• _Task_: The records that follow must be repeated verbatim, every one of them.

--- Start of Available records ---

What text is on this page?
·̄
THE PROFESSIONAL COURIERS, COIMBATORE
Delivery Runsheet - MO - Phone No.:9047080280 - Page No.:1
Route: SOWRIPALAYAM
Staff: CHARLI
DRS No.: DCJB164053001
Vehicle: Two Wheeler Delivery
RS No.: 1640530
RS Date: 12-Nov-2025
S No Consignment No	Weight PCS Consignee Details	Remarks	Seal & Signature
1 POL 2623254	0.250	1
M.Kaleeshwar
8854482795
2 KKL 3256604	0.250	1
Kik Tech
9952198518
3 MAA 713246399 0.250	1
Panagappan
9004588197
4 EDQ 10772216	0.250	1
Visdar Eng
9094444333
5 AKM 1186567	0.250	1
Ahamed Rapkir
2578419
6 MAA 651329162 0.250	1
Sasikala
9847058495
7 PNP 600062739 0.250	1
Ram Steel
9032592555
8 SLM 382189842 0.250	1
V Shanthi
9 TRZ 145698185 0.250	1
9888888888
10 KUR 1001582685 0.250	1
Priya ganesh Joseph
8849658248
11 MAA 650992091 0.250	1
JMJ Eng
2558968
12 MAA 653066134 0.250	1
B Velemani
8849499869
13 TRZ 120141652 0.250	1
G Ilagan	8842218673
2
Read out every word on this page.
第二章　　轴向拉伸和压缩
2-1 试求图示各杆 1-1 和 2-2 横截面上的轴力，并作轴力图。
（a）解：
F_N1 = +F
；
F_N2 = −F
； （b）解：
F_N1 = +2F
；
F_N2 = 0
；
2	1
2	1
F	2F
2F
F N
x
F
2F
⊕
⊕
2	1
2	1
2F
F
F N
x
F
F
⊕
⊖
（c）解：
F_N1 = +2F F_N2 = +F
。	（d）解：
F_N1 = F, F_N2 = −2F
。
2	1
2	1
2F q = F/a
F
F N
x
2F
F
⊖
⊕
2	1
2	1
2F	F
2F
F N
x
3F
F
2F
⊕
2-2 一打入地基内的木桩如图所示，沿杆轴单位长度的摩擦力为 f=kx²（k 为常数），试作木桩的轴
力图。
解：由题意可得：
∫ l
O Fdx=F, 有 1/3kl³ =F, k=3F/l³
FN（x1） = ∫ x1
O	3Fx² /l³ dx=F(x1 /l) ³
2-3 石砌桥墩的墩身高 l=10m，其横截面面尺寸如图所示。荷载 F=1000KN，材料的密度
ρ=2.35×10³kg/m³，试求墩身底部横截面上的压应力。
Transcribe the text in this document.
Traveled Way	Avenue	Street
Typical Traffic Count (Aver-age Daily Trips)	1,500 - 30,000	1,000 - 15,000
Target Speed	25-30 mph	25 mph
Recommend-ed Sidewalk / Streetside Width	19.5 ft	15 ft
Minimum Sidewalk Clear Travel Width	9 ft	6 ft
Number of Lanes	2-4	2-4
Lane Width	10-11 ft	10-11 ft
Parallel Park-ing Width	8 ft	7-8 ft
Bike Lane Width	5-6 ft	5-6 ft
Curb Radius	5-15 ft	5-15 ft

--- End of Available records ---

• _The completed task_:
What text is on this page?
·̄
THE PROFESSIONAL COURIERS, COIMBATORE
Delivery Runsheet - MO - Phone No.:9047080280 - Page No.:1
Route: SOWRIPALAYAM
Staff: CHARLI
DRS No.: DCJB164053001
Vehicle: Two Wheeler Delivery
RS No.: 1640530
RS Date: 12-Nov-2025
S No Consignment No	Weight PCS Consignee Details	Remarks	Seal & Signature
1 POL 2623254	0.250	1
M.Kaleeshwar
8854482795
2 KKL 3256604	0.250	1
Kik Tech
9952198518
3 MAA 713246399 0.250	1
Panagappan
9004588197
4 EDQ 10772216	0.250	1
Visdar Eng
9094444333
5 AKM 1186567	0.250	1
Ahamed Rapkir
2578419
6 MAA 651329162 0.250	1
Sasikala
9847058495
7 PNP 600062739 0.250	1
Ram Steel
9032592555
8 SLM 382189842 0.250	1
V Shanthi
9 TRZ 145698185 0.250	1
9888888888
10 KUR 1001582685 0.250	1
Priya ganesh Joseph
8849658248
11 MAA 650992091 0.250	1
JMJ Eng
2558968
12 MAA 653066134 0.250	1
B Velemani
8849499869
13 TRZ 120141652 0.250	1
G Ilagan	8842218673
2
Read out every word on this page.
第二章　　轴向拉伸和压缩
2-1 试求图示各杆 1-1 和 2-2 横截面上的轴力，并作轴力图。
（a）解：
F_N1 = +F
；
F_N2 = −F
； （b）解：
F_N1 = +2F
；
F_N2 = 0
；
2	1
2	1
F	2F
2F
F N
x
F
2F
⊕
⊕
2	1
2	1
2F
F
F N
x
F
F
⊕
⊖
（c）解：
F_N1 = +2F F_N2 = +F
。	（d）解：
F_N1 = F, F_N2 = −2F
。
2	1
2	1
2F q = F/a
F
F N
x
2F
F
⊖
⊕
2	1
2	1
2F	F
2F
F N
x
3F
F
2F
⊕
2-2 一打入地基内的木桩如图所示，沿杆轴单位长度的摩擦力为 f=kx²（k 为常数），试作木桩的轴
力图。
解：由题意可得：
∫ l
O Fdx=F, 有 1/3kl³ =F, k=3F/l³
FN（x1） = ∫ x1
O	3Fx² /l³ dx=F(x1 /l) ³
2-3 石砌桥墩的墩身高 l=10m，其横截面面尺寸如图所示。荷载 F=1000KN，材料的密度
ρ=2.35×10³kg/m³，试求墩身底部横截面上的压应力。
Transcribe the text in this document.
Traveled Way	Avenue	Street
Typical Traffic Count (Aver-age Daily Trips)	1,500 - 30,000	1,000 - 15,000
Target Speed	25-30 mph	25 mph
Recommend-ed Sidewalk / Streetside Width	19.5 ft	15 ft
Minimum Sidewalk Clear Travel Width	9 ft	6 ft
Number of Lanes	2-4	2-4
Lane Width	10-11 ft	10-11 ft
Parallel Park-ing Width	8 ft	7-8 ft
Bike Lane Width	5-6 ft	5-6 ft
Curb Radius	5-15 ft	5-15 ft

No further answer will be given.